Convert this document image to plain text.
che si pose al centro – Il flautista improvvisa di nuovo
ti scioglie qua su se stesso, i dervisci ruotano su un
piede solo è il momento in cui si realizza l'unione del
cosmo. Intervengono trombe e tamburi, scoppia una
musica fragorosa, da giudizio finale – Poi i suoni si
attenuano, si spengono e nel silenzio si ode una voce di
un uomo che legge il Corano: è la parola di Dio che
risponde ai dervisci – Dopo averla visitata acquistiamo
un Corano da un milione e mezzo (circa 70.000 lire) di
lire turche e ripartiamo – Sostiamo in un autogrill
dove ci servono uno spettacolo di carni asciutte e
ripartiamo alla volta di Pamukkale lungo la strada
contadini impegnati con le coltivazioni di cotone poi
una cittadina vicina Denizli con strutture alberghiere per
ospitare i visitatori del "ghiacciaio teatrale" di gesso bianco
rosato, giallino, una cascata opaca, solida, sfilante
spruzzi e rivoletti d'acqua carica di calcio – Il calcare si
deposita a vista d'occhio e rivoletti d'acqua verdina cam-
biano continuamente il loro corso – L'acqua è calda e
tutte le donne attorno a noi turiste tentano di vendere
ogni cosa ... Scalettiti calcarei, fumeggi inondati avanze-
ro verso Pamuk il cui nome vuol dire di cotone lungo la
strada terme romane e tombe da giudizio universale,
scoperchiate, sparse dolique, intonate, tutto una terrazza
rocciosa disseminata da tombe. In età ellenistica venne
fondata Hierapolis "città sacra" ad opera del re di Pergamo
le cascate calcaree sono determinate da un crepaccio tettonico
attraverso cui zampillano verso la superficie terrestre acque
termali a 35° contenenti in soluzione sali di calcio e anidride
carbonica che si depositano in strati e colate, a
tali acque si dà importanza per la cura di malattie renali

···

● **EXERCISE**
Where a line holds "lire", copy that line.

● **RESPONSE BELOW**
un Corano da un milione e mezzo (circa 70.000 lire) di
lire turche e ripartiamo – Sostiamo in un autogrill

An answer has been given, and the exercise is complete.